--- TEXT SEGMENT ---
Hours before he dropped out of the 2016 presidential race, Gov. Bobby Jindal signed an executive order to “utilize all lawful means to prevent the resettlement of Syrian refugees in the State of Louisiana.” Jindal is one of around 30 state governors that have expressed concern about White House plans to resettle 10,000 Syrian refugees following last week’s terrorist attacks in Paris, carried out by members of ISIS, most of whom were European citizens. But are governors refusing syrian refugees breaking the law?

First of all, these governors shouldn’t be lumped into one group. Most of the dissenting Governors are Republicans, and most have clashed with the Obama administration of immigration in the past. That might be where the commonalities end, as they take varying tones and legal approaches.

Maryland Gov. Larry Hogan, for example, merely requested that federal resettlements stop pending “appropriate assurances that refugees from Syria pose no threat to public safety.” The White House 34 Governors in a Wednesday conference call that they refugee program is one of the safest and most thorough legal pathways into the country.

Those reassurances are unlikely to satisfy the more hardline governors who are refusing refuges through executive actions, not just oral jabs at the White House.

Texas Gov. Greg Abbot firmly stated that his office will prevent Syrian refugee resettlement, period. In a letter to President Obama, he emphasized the threat from ISIS operators and echoed reports that one of the Paris attackers possessed a counterfeit Syrian passport.

“As governor of Texas, I write to inform you that the State of Texas will not accept any refugees from Syria in the wake of the deadly terrorist attack in Paris,” Abbot said.

Is that a reasonable response? it’s up for debate. But can Abbot legally bar a federal refugee resettlement program from operating in his state? That’s an easier question to answer.

--- RECORD SET ---

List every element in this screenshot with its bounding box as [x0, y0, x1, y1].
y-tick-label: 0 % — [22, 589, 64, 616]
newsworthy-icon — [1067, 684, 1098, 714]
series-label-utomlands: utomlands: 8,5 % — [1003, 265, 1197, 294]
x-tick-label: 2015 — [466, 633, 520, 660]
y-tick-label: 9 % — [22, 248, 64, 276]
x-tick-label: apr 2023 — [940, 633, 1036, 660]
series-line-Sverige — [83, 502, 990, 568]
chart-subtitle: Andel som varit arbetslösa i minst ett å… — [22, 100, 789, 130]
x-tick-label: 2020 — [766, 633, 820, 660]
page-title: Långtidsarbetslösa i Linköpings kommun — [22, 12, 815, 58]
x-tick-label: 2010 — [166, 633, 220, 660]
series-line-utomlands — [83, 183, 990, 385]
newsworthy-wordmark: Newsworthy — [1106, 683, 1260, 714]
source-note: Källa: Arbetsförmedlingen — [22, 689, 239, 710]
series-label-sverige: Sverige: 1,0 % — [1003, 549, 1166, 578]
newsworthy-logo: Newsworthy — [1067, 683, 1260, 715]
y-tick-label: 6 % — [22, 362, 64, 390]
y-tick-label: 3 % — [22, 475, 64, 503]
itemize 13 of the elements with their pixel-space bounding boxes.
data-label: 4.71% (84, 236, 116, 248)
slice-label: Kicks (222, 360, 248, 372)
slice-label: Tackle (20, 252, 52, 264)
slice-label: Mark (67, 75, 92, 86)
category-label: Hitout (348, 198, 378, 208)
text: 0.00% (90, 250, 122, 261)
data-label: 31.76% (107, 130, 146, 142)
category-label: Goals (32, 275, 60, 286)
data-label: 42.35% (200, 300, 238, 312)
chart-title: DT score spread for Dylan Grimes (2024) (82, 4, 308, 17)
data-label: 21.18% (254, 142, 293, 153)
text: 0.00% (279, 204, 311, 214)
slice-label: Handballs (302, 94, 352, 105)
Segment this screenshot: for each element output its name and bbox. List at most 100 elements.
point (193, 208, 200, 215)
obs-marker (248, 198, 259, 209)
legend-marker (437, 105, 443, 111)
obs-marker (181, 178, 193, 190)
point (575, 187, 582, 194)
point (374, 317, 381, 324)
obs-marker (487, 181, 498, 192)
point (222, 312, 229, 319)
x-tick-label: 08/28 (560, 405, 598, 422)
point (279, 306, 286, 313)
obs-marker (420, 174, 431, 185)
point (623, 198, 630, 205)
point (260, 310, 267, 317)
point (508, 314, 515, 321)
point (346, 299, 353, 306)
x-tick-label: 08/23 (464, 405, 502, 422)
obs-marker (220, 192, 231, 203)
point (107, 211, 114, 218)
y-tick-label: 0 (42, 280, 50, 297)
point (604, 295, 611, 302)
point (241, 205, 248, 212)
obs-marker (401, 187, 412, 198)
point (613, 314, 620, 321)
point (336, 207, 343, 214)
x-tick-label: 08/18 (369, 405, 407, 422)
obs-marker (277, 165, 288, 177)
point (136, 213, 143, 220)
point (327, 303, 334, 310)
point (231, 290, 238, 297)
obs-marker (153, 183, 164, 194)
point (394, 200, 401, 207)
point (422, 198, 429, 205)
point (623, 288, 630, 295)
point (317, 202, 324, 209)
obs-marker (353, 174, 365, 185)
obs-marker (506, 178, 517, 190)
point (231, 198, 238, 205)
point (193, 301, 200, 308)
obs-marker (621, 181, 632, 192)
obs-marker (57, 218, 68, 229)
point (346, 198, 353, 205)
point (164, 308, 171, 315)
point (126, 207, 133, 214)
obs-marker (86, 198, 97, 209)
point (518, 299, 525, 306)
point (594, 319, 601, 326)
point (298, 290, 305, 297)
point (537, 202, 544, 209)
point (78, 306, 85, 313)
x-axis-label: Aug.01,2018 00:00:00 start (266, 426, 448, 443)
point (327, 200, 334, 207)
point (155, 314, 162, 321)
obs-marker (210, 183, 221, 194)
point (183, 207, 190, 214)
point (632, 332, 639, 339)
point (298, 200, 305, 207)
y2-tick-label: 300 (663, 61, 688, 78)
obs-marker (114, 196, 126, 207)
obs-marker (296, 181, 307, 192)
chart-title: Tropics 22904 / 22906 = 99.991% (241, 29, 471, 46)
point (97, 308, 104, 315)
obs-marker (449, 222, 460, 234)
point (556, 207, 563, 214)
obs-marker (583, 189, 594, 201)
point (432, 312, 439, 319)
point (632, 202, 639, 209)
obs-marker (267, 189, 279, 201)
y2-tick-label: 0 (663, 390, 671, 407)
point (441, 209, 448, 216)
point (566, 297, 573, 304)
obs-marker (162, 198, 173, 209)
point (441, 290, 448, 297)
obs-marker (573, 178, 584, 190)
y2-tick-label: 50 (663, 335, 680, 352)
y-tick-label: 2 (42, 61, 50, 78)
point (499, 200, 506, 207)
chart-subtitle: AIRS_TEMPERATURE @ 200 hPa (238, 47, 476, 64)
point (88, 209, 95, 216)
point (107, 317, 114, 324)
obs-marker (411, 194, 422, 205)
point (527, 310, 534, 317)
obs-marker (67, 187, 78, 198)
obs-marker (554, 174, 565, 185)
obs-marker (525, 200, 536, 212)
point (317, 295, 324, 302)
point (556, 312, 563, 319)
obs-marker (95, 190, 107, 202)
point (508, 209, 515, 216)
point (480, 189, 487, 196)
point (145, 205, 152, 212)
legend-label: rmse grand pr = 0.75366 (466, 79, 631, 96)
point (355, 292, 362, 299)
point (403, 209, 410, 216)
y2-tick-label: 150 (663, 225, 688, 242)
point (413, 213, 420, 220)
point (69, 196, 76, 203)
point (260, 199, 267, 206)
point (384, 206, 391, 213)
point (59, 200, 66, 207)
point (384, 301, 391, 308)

--- TO DO ---
• a. In the article on governors and Syrian refugees, what did the Texas governor's letter to President Obama say one of the Paris attackers possessed?
• b. Resume the article on governors refusing Syrian refugees, picking up right after its final sentence.

--- ANSWERS FOR EACH ITEM ---
• a. A counterfeit Syrian passport.

• b.
“[These orders] basically defy federal law,” says Hassan Ahmad, a D.C.-based immigration lawyer who has represented Syrian refugees.

Ahmad points to Supreme Court cases like Arizona v. United States, a 2012 case that found that “the State may not pursue policies that undermine federal law” or make laws that “conflict with [...] accomplishment and execution of the full purposes and objectives of Congress.”

Barring An Act Of Congress

Congress has taken up the issue of Syrian refugees. A Republican panel in the House is expected to propose legislation in the coming weeks that might freeze or curb the Syrian refugee program.

In the meantime, what about Gov. Jindal’s approach to “utilize all lawful means to prevent the resettlement?” Ahmad believes that the phrase is a contradiction -- that there is no way to lawfully undermine federal law. Abbot and Jindal, he says, are in “in the same boat.”

Even if governors could legally that resettlement efforts in their states, they can’t prevent Syrians refugees from entering the country, winning asylum status or settling in their states. Denise Gilman of the Immigration Law Clinic at UT Austin explained it to Kera News this way:

“[A Syrian refugee], just like anybody else living in the United States, is able to freely move around the U.S. – move from state to state, as that person chooses,” Gilman says. “And a state simply cannot shut off its borders to somebody living within the United States with lawful refugee status.”

With their lack of authority, Abbot and Jindal will have to lobby Congress if they’re actually set on preventing Syrian refugees. Whether or not that’s necessary or even a good idea is another question. Meanwhile, they’ll have to take the lead from their polite Maryland colleague, or risk legal challenges from D.C.